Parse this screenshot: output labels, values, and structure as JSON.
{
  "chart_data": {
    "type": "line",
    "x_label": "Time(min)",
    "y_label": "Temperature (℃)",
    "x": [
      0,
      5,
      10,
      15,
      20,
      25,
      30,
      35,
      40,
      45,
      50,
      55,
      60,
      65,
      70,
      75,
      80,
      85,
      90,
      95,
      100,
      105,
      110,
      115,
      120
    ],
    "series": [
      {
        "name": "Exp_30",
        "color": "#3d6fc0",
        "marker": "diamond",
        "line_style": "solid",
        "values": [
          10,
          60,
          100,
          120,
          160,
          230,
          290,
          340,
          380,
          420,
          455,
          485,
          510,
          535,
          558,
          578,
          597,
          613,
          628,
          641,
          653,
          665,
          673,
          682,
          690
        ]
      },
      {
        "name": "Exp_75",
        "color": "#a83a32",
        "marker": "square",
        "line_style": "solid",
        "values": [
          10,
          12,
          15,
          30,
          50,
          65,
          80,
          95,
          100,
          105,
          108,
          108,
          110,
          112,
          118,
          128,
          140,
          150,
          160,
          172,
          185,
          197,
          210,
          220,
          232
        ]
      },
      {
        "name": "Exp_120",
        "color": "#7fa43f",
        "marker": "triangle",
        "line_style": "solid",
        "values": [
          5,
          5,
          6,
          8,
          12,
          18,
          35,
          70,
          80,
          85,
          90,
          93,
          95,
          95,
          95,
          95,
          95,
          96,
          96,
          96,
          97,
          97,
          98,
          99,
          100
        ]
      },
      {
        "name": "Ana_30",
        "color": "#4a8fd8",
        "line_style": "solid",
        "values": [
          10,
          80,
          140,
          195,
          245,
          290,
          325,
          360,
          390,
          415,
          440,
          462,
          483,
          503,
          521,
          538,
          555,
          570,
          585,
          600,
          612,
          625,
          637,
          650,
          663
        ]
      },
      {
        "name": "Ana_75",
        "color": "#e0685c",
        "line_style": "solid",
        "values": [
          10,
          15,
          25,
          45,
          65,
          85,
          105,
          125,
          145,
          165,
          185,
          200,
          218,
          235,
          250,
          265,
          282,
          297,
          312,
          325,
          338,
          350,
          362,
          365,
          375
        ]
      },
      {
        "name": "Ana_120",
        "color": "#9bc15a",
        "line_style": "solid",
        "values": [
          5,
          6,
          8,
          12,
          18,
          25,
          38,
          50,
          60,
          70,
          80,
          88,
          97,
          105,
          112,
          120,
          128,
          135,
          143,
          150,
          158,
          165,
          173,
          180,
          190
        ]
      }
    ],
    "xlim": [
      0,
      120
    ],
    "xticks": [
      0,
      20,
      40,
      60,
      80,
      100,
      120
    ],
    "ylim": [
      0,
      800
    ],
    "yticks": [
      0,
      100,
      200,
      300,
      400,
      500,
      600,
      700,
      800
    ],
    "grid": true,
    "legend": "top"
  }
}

● AIM OF THE TASK
Filter the entries and copy out every line with the word "color".

● TASK SOLUTION
        "color": "#3d6fc0",
        "color": "#a83a32",
        "color": "#7fa43f",
        "color": "#4a8fd8",
        "color": "#e0685c",
        "color": "#9bc15a",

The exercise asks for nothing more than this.